→ **Written task**:
Would you return all of this data exactly, leaving nothing out?

(Saved data entries)
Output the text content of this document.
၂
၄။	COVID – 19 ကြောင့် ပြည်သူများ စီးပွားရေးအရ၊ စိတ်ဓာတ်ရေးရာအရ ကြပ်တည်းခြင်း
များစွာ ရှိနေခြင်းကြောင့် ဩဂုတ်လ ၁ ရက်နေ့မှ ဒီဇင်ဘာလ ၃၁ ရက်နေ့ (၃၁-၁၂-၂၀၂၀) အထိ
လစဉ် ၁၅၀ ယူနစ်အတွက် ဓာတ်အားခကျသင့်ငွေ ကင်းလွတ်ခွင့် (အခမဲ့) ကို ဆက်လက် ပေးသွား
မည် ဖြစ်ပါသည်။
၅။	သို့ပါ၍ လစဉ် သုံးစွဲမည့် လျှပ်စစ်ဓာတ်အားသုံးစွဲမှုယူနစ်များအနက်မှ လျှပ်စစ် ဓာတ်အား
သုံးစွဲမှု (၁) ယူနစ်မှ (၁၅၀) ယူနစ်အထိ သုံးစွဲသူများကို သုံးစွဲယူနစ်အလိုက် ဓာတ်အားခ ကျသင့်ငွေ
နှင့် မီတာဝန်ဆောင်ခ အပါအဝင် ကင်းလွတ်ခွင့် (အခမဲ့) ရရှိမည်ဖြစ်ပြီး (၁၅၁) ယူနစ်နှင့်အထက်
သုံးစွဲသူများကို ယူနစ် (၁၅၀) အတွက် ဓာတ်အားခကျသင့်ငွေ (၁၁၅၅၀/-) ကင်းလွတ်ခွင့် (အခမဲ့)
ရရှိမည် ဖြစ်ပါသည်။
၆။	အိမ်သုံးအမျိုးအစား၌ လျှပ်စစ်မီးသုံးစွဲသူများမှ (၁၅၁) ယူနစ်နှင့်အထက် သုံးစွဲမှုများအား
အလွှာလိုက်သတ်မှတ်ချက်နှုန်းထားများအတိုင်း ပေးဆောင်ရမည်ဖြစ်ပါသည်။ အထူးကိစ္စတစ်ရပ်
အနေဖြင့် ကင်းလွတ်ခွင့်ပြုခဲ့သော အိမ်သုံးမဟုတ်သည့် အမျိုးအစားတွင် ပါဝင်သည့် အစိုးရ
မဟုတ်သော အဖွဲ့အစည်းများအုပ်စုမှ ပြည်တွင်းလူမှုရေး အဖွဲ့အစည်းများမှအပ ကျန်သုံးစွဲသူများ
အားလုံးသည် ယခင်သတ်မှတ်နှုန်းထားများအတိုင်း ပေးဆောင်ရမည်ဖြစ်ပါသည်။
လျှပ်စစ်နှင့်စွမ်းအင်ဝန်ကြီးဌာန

→ **Correct result**:
Output the text content of this document.
၂
၄။	COVID – 19 ကြောင့် ပြည်သူများ စီးပွားရေးအရ၊ စိတ်ဓာတ်ရေးရာအရ ကြပ်တည်းခြင်း
များစွာ ရှိနေခြင်းကြောင့် ဩဂုတ်လ ၁ ရက်နေ့မှ ဒီဇင်ဘာလ ၃၁ ရက်နေ့ (၃၁-၁၂-၂၀၂၀) အထိ
လစဉ် ၁၅၀ ယူနစ်အတွက် ဓာတ်အားခကျသင့်ငွေ ကင်းလွတ်ခွင့် (အခမဲ့) ကို ဆက်လက် ပေးသွား
မည် ဖြစ်ပါသည်။
၅။	သို့ပါ၍ လစဉ် သုံးစွဲမည့် လျှပ်စစ်ဓာတ်အားသုံးစွဲမှုယူနစ်များအနက်မှ လျှပ်စစ် ဓာတ်အား
သုံးစွဲမှု (၁) ယူနစ်မှ (၁၅၀) ယူနစ်အထိ သုံးစွဲသူများကို သုံးစွဲယူနစ်အလိုက် ဓာတ်အားခ ကျသင့်ငွေ
နှင့် မီတာဝန်ဆောင်ခ အပါအဝင် ကင်းလွတ်ခွင့် (အခမဲ့) ရရှိမည်ဖြစ်ပြီး (၁၅၁) ယူနစ်နှင့်အထက်
သုံးစွဲသူများကို ယူနစ် (၁၅၀) အတွက် ဓာတ်အားခကျသင့်ငွေ (၁၁၅၅၀/-) ကင်းလွတ်ခွင့် (အခမဲ့)
ရရှိမည် ဖြစ်ပါသည်။
၆။	အိမ်သုံးအမျိုးအစား၌ လျှပ်စစ်မီးသုံးစွဲသူများမှ (၁၅၁) ယူနစ်နှင့်အထက် သုံးစွဲမှုများအား
အလွှာလိုက်သတ်မှတ်ချက်နှုန်းထားများအတိုင်း ပေးဆောင်ရမည်ဖြစ်ပါသည်။ အထူးကိစ္စတစ်ရပ်
အနေဖြင့် ကင်းလွတ်ခွင့်ပြုခဲ့သော အိမ်သုံးမဟုတ်သည့် အမျိုးအစားတွင် ပါဝင်သည့် အစိုးရ
မဟုတ်သော အဖွဲ့အစည်းများအုပ်စုမှ ပြည်တွင်းလူမှုရေး အဖွဲ့အစည်းများမှအပ ကျန်သုံးစွဲသူများ
အားလုံးသည် ယခင်သတ်မှတ်နှုန်းထားများအတိုင်း ပေးဆောင်ရမည်ဖြစ်ပါသည်။
လျှပ်စစ်နှင့်စွမ်းအင်ဝန်ကြီးဌာန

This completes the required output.